Reproduce every one of the rows below word for word, in the same order.

***** Dataset

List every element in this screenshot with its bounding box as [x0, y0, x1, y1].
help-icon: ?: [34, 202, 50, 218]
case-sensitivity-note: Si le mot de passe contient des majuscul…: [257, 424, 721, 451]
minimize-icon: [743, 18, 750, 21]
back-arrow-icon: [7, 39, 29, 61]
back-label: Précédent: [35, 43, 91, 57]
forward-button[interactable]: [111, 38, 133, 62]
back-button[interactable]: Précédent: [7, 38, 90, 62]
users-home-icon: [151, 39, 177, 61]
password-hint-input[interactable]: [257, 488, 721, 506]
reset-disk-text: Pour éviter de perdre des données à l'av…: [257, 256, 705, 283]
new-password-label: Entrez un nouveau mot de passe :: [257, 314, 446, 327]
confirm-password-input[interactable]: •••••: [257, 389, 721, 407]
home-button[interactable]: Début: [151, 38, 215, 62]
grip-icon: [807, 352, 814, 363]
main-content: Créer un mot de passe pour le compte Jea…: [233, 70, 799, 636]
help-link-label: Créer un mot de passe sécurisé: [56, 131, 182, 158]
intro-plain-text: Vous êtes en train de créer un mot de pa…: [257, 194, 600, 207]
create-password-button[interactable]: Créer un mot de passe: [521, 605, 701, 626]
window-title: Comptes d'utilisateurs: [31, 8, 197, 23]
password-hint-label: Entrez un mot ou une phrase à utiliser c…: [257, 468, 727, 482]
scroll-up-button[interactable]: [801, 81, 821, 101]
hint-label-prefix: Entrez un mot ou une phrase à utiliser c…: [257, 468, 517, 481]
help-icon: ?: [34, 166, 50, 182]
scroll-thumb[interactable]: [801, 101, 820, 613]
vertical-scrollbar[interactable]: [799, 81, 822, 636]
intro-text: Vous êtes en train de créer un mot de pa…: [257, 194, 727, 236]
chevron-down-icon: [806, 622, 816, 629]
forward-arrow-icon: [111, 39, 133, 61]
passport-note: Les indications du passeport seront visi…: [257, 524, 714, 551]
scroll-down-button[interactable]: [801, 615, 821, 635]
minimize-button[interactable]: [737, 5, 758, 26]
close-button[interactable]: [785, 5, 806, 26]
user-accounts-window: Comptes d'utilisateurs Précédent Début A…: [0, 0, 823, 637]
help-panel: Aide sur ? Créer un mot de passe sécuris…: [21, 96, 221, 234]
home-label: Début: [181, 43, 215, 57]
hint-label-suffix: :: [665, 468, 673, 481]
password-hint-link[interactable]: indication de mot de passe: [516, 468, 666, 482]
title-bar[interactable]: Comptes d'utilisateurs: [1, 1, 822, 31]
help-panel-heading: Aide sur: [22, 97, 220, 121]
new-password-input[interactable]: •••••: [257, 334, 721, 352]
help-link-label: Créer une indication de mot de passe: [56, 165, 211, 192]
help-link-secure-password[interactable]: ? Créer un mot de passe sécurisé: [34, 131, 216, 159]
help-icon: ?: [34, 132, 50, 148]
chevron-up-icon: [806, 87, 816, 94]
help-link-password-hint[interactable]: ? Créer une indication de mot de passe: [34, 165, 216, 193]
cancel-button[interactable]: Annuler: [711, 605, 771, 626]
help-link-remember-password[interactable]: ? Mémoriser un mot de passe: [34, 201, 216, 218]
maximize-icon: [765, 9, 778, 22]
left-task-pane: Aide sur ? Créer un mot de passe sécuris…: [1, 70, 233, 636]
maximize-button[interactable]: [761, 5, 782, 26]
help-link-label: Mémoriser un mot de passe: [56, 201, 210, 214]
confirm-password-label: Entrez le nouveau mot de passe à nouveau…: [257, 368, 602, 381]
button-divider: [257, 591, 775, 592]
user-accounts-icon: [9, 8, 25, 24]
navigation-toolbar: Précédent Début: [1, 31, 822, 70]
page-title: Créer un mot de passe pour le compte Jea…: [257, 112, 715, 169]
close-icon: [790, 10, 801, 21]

**********

| Answer to the problem |
List every element in this screenshot with its bounding box as [x0, y0, x1, y1].
help-icon: ?: [34, 202, 50, 218]
case-sensitivity-note: Si le mot de passe contient des majuscul…: [257, 424, 721, 451]
minimize-icon: [743, 18, 750, 21]
back-arrow-icon: [7, 39, 29, 61]
back-label: Précédent: [35, 43, 91, 57]
forward-button[interactable]: [111, 38, 133, 62]
back-button[interactable]: Précédent: [7, 38, 90, 62]
users-home-icon: [151, 39, 177, 61]
password-hint-input[interactable]: [257, 488, 721, 506]
reset-disk-text: Pour éviter de perdre des données à l'av…: [257, 256, 705, 283]
new-password-label: Entrez un nouveau mot de passe :: [257, 314, 446, 327]
confirm-password-input[interactable]: •••••: [257, 389, 721, 407]
home-button[interactable]: Début: [151, 38, 215, 62]
grip-icon: [807, 352, 814, 363]
main-content: Créer un mot de passe pour le compte Jea…: [233, 70, 799, 636]
help-link-label: Créer un mot de passe sécurisé: [56, 131, 182, 158]
intro-plain-text: Vous êtes en train de créer un mot de pa…: [257, 194, 600, 207]
create-password-button[interactable]: Créer un mot de passe: [521, 605, 701, 626]
window-title: Comptes d'utilisateurs: [31, 8, 197, 23]
password-hint-label: Entrez un mot ou une phrase à utiliser c…: [257, 468, 727, 482]
scroll-up-button[interactable]: [801, 81, 821, 101]
hint-label-prefix: Entrez un mot ou une phrase à utiliser c…: [257, 468, 517, 481]
help-icon: ?: [34, 166, 50, 182]
scroll-thumb[interactable]: [801, 101, 820, 613]
vertical-scrollbar[interactable]: [799, 81, 822, 636]
intro-text: Vous êtes en train de créer un mot de pa…: [257, 194, 727, 236]
chevron-down-icon: [806, 622, 816, 629]
forward-arrow-icon: [111, 39, 133, 61]
passport-note: Les indications du passeport seront visi…: [257, 524, 714, 551]
scroll-down-button[interactable]: [801, 615, 821, 635]
minimize-button[interactable]: [737, 5, 758, 26]
close-button[interactable]: [785, 5, 806, 26]
user-accounts-window: Comptes d'utilisateurs Précédent Début A…: [0, 0, 823, 637]
help-panel: Aide sur ? Créer un mot de passe sécuris…: [21, 96, 221, 234]
home-label: Début: [181, 43, 215, 57]
hint-label-suffix: :: [665, 468, 673, 481]
password-hint-link[interactable]: indication de mot de passe: [516, 468, 666, 482]
title-bar[interactable]: Comptes d'utilisateurs: [1, 1, 822, 31]
help-panel-heading: Aide sur: [22, 97, 220, 121]
new-password-input[interactable]: •••••: [257, 334, 721, 352]
help-link-label: Créer une indication de mot de passe: [56, 165, 211, 192]
help-link-secure-password[interactable]: ? Créer un mot de passe sécurisé: [34, 131, 216, 159]
help-icon: ?: [34, 132, 50, 148]
chevron-up-icon: [806, 87, 816, 94]
help-link-password-hint[interactable]: ? Créer une indication de mot de passe: [34, 165, 216, 193]
cancel-button[interactable]: Annuler: [711, 605, 771, 626]
help-link-remember-password[interactable]: ? Mémoriser un mot de passe: [34, 201, 216, 218]
maximize-icon: [765, 9, 778, 22]
left-task-pane: Aide sur ? Créer un mot de passe sécuris…: [1, 70, 233, 636]
maximize-button[interactable]: [761, 5, 782, 26]
help-link-label: Mémoriser un mot de passe: [56, 201, 210, 214]
confirm-password-label: Entrez le nouveau mot de passe à nouveau…: [257, 368, 602, 381]
button-divider: [257, 591, 775, 592]
user-accounts-icon: [9, 8, 25, 24]
navigation-toolbar: Précédent Début: [1, 31, 822, 70]
page-title: Créer un mot de passe pour le compte Jea…: [257, 112, 715, 169]
close-icon: [790, 10, 801, 21]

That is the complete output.